| What to work on |
Copy out the listing that follows exactly, dropping every picture.

| Supplied entries |
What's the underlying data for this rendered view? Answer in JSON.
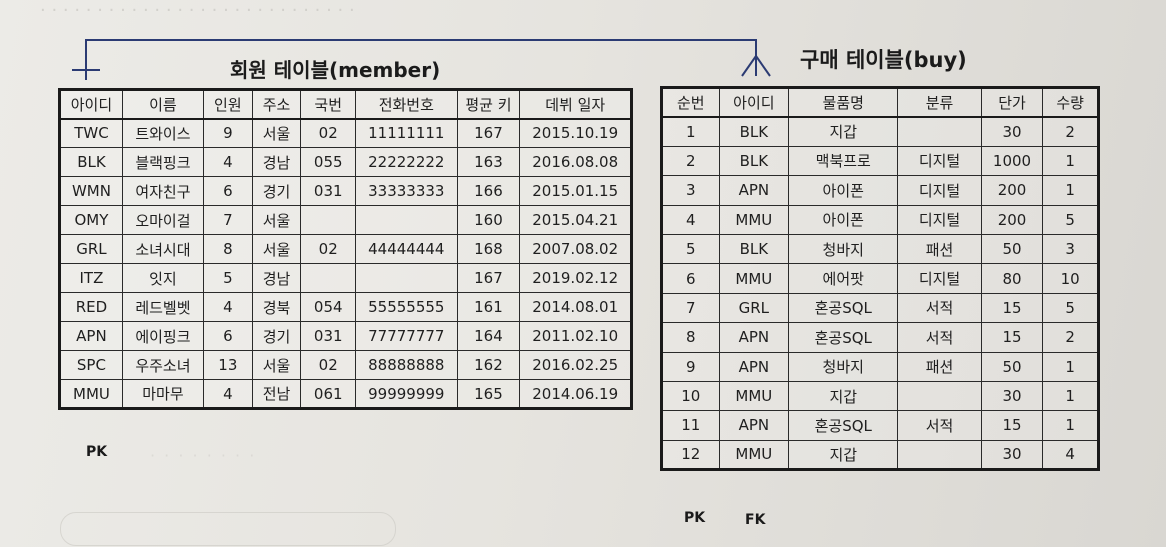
{
  "member_table": {
    "title": "회원 테이블(member)",
    "columns": [
      "아이디",
      "이름",
      "인원",
      "주소",
      "국번",
      "전화번호",
      "평균 키",
      "데뷔 일자"
    ],
    "rows": [
      [
        "TWC",
        "트와이스",
        "9",
        "서울",
        "02",
        "11111111",
        "167",
        "2015.10.19"
      ],
      [
        "BLK",
        "블랙핑크",
        "4",
        "경남",
        "055",
        "22222222",
        "163",
        "2016.08.08"
      ],
      [
        "WMN",
        "여자친구",
        "6",
        "경기",
        "031",
        "33333333",
        "166",
        "2015.01.15"
      ],
      [
        "OMY",
        "오마이걸",
        "7",
        "서울",
        "",
        "",
        "160",
        "2015.04.21"
      ],
      [
        "GRL",
        "소녀시대",
        "8",
        "서울",
        "02",
        "44444444",
        "168",
        "2007.08.02"
      ],
      [
        "ITZ",
        "잇지",
        "5",
        "경남",
        "",
        "",
        "167",
        "2019.02.12"
      ],
      [
        "RED",
        "레드벨벳",
        "4",
        "경북",
        "054",
        "55555555",
        "161",
        "2014.08.01"
      ],
      [
        "APN",
        "에이핑크",
        "6",
        "경기",
        "031",
        "77777777",
        "164",
        "2011.02.10"
      ],
      [
        "SPC",
        "우주소녀",
        "13",
        "서울",
        "02",
        "88888888",
        "162",
        "2016.02.25"
      ],
      [
        "MMU",
        "마마무",
        "4",
        "전남",
        "061",
        "99999999",
        "165",
        "2014.06.19"
      ]
    ],
    "pk_label": "PK"
  },
  "buy_table": {
    "title": "구매 테이블(buy)",
    "columns": [
      "순번",
      "아이디",
      "물품명",
      "분류",
      "단가",
      "수량"
    ],
    "rows": [
      [
        "1",
        "BLK",
        "지갑",
        "",
        "30",
        "2"
      ],
      [
        "2",
        "BLK",
        "맥북프로",
        "디지털",
        "1000",
        "1"
      ],
      [
        "3",
        "APN",
        "아이폰",
        "디지털",
        "200",
        "1"
      ],
      [
        "4",
        "MMU",
        "아이폰",
        "디지털",
        "200",
        "5"
      ],
      [
        "5",
        "BLK",
        "청바지",
        "패션",
        "50",
        "3"
      ],
      [
        "6",
        "MMU",
        "에어팟",
        "디지털",
        "80",
        "10"
      ],
      [
        "7",
        "GRL",
        "혼공SQL",
        "서적",
        "15",
        "5"
      ],
      [
        "8",
        "APN",
        "혼공SQL",
        "서적",
        "15",
        "2"
      ],
      [
        "9",
        "APN",
        "청바지",
        "패션",
        "50",
        "1"
      ],
      [
        "10",
        "MMU",
        "지갑",
        "",
        "30",
        "1"
      ],
      [
        "11",
        "APN",
        "혼공SQL",
        "서적",
        "15",
        "1"
      ],
      [
        "12",
        "MMU",
        "지갑",
        "",
        "30",
        "4"
      ]
    ],
    "pk_label": "PK",
    "fk_label": "FK"
  },
  "colors": {
    "connector": "#2b3b73",
    "border": "#1a1a1a"
  }
}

| Result for this exercise |
What's the underlying data for this rendered view? Answer in JSON.
{
  "member_table": {
    "title": "회원 테이블(member)",
    "columns": [
      "아이디",
      "이름",
      "인원",
      "주소",
      "국번",
      "전화번호",
      "평균 키",
      "데뷔 일자"
    ],
    "rows": [
      [
        "TWC",
        "트와이스",
        "9",
        "서울",
        "02",
        "11111111",
        "167",
        "2015.10.19"
      ],
      [
        "BLK",
        "블랙핑크",
        "4",
        "경남",
        "055",
        "22222222",
        "163",
        "2016.08.08"
      ],
      [
        "WMN",
        "여자친구",
        "6",
        "경기",
        "031",
        "33333333",
        "166",
        "2015.01.15"
      ],
      [
        "OMY",
        "오마이걸",
        "7",
        "서울",
        "",
        "",
        "160",
        "2015.04.21"
      ],
      [
        "GRL",
        "소녀시대",
        "8",
        "서울",
        "02",
        "44444444",
        "168",
        "2007.08.02"
      ],
      [
        "ITZ",
        "잇지",
        "5",
        "경남",
        "",
        "",
        "167",
        "2019.02.12"
      ],
      [
        "RED",
        "레드벨벳",
        "4",
        "경북",
        "054",
        "55555555",
        "161",
        "2014.08.01"
      ],
      [
        "APN",
        "에이핑크",
        "6",
        "경기",
        "031",
        "77777777",
        "164",
        "2011.02.10"
      ],
      [
        "SPC",
        "우주소녀",
        "13",
        "서울",
        "02",
        "88888888",
        "162",
        "2016.02.25"
      ],
      [
        "MMU",
        "마마무",
        "4",
        "전남",
        "061",
        "99999999",
        "165",
        "2014.06.19"
      ]
    ],
    "pk_label": "PK"
  },
  "buy_table": {
    "title": "구매 테이블(buy)",
    "columns": [
      "순번",
      "아이디",
      "물품명",
      "분류",
      "단가",
      "수량"
    ],
    "rows": [
      [
        "1",
        "BLK",
        "지갑",
        "",
        "30",
        "2"
      ],
      [
        "2",
        "BLK",
        "맥북프로",
        "디지털",
        "1000",
        "1"
      ],
      [
        "3",
        "APN",
        "아이폰",
        "디지털",
        "200",
        "1"
      ],
      [
        "4",
        "MMU",
        "아이폰",
        "디지털",
        "200",
        "5"
      ],
      [
        "5",
        "BLK",
        "청바지",
        "패션",
        "50",
        "3"
      ],
      [
        "6",
        "MMU",
        "에어팟",
        "디지털",
        "80",
        "10"
      ],
      [
        "7",
        "GRL",
        "혼공SQL",
        "서적",
        "15",
        "5"
      ],
      [
        "8",
        "APN",
        "혼공SQL",
        "서적",
        "15",
        "2"
      ],
      [
        "9",
        "APN",
        "청바지",
        "패션",
        "50",
        "1"
      ],
      [
        "10",
        "MMU",
        "지갑",
        "",
        "30",
        "1"
      ],
      [
        "11",
        "APN",
        "혼공SQL",
        "서적",
        "15",
        "1"
      ],
      [
        "12",
        "MMU",
        "지갑",
        "",
        "30",
        "4"
      ]
    ],
    "pk_label": "PK",
    "fk_label": "FK"
  },
  "colors": {
    "connector": "#2b3b73",
    "border": "#1a1a1a"
  }
}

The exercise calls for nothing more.